■ Supplied entries
□ □ □ □ □ □ □
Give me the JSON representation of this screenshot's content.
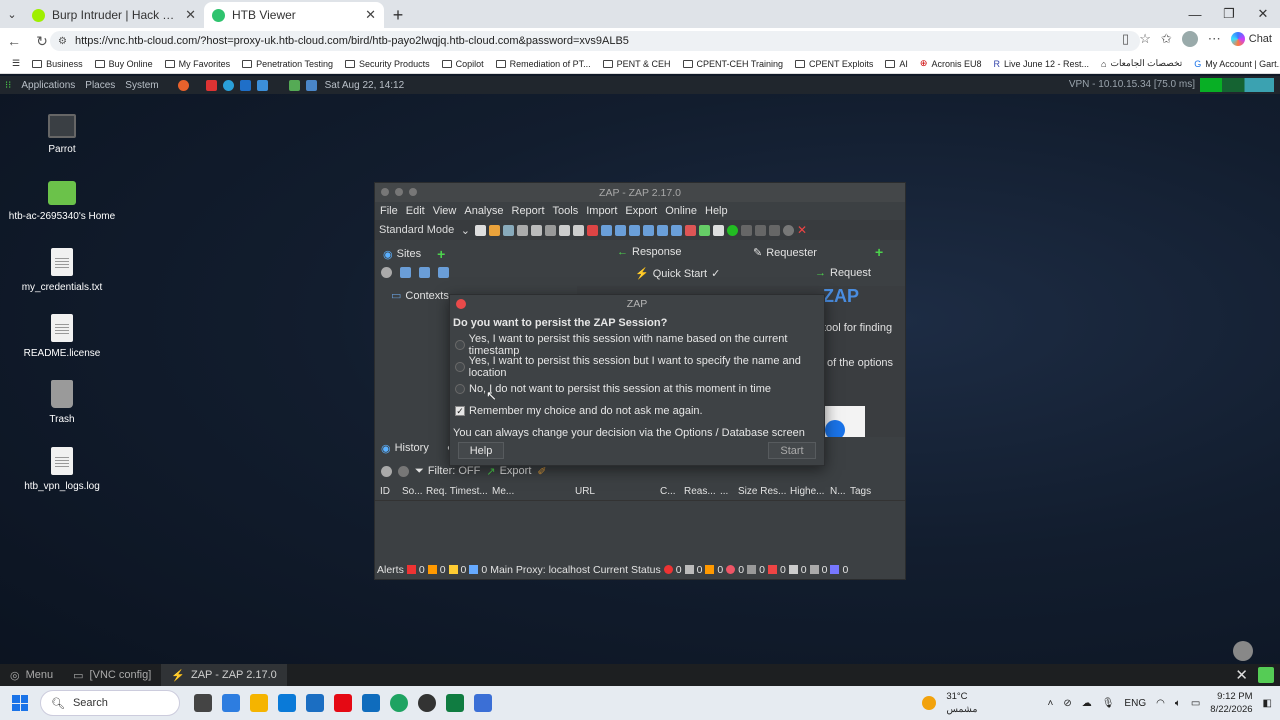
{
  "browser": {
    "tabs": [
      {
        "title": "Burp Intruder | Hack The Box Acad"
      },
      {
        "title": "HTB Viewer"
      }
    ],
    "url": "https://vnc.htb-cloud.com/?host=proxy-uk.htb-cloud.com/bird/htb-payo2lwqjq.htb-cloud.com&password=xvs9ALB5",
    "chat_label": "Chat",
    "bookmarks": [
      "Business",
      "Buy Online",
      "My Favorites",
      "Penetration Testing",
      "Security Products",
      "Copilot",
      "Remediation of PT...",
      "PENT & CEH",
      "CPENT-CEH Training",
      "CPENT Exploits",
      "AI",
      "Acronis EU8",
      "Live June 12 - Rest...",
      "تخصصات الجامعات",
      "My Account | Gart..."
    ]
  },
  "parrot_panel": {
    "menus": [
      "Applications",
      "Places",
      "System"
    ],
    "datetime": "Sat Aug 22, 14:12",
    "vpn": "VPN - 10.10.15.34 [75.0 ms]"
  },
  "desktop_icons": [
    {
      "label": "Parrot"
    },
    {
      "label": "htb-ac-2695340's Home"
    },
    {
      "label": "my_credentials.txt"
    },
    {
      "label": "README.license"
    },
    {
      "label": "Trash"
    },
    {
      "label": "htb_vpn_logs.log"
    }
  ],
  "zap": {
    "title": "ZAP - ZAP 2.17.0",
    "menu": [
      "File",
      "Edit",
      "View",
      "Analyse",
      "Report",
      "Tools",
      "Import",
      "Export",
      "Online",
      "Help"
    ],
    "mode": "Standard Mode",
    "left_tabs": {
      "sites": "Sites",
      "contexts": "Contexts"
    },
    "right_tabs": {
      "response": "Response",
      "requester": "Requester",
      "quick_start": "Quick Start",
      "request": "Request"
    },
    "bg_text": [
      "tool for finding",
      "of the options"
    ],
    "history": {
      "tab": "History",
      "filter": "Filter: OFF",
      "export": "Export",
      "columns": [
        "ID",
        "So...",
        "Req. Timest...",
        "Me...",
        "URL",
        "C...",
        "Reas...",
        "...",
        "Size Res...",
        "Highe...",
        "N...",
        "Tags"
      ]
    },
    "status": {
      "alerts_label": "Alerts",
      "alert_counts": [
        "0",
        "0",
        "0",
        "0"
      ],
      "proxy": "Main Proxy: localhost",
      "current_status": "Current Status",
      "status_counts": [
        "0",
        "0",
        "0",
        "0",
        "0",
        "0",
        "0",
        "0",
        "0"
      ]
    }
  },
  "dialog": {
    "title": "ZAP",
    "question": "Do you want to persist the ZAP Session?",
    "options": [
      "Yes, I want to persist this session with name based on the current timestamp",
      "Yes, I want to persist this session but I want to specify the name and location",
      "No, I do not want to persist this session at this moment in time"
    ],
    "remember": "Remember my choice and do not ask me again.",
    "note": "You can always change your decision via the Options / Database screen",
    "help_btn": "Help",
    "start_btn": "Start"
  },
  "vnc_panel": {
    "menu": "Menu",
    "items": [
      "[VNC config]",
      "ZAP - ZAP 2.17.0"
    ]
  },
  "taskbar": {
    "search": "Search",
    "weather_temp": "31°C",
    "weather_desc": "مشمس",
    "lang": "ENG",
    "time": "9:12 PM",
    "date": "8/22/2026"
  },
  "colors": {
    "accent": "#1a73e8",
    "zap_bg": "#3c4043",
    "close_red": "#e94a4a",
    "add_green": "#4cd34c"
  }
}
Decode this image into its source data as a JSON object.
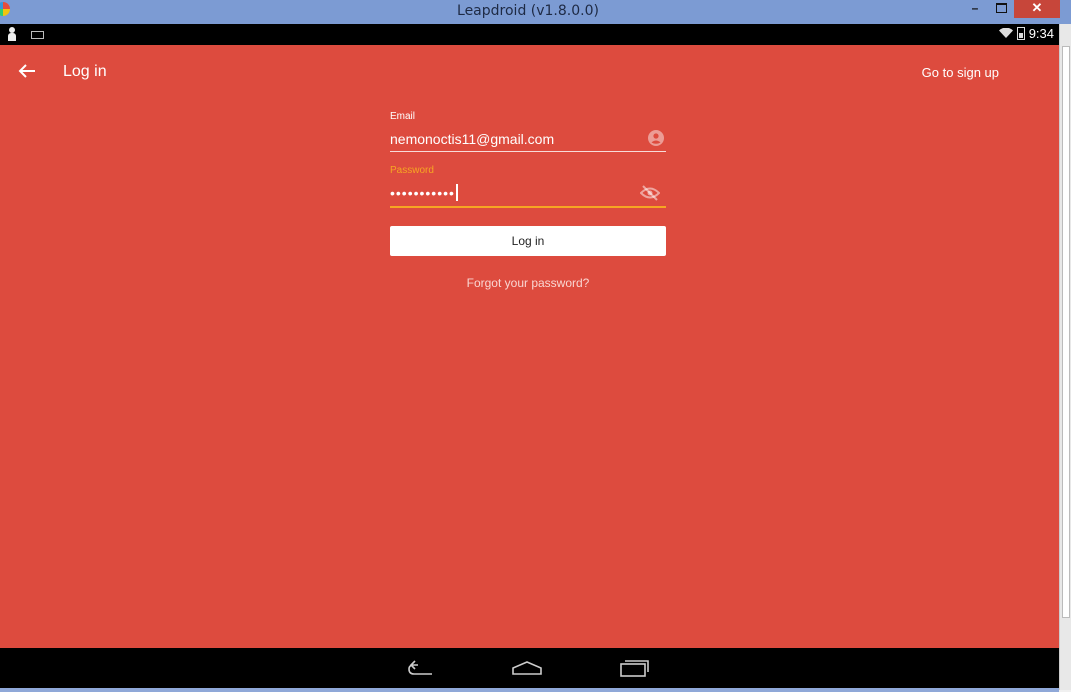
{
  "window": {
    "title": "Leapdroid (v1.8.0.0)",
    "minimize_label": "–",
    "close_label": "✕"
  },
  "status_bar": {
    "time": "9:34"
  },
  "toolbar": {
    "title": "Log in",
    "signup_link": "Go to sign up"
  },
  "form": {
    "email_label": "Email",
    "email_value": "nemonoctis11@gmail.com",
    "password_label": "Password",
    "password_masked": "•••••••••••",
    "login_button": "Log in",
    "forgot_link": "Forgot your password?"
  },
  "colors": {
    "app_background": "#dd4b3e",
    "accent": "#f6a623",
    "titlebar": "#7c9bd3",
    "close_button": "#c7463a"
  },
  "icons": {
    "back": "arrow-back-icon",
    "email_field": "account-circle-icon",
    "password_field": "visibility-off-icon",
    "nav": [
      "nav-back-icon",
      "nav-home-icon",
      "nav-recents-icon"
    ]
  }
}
□ □ □ □ □ □ □
■ Work to do
From the material above, gather all lines that include the string "this" and copy them.

■ Exercise response
Give me the JSON representation of this screenshot's content.
      "Yes, I want to persist this session with name based on the current timestamp",
      "Yes, I want to persist this session but I want to specify the name and location",
      "No, I do not want to persist this session at this moment in time"
Decode this image into its source data as a JSON object.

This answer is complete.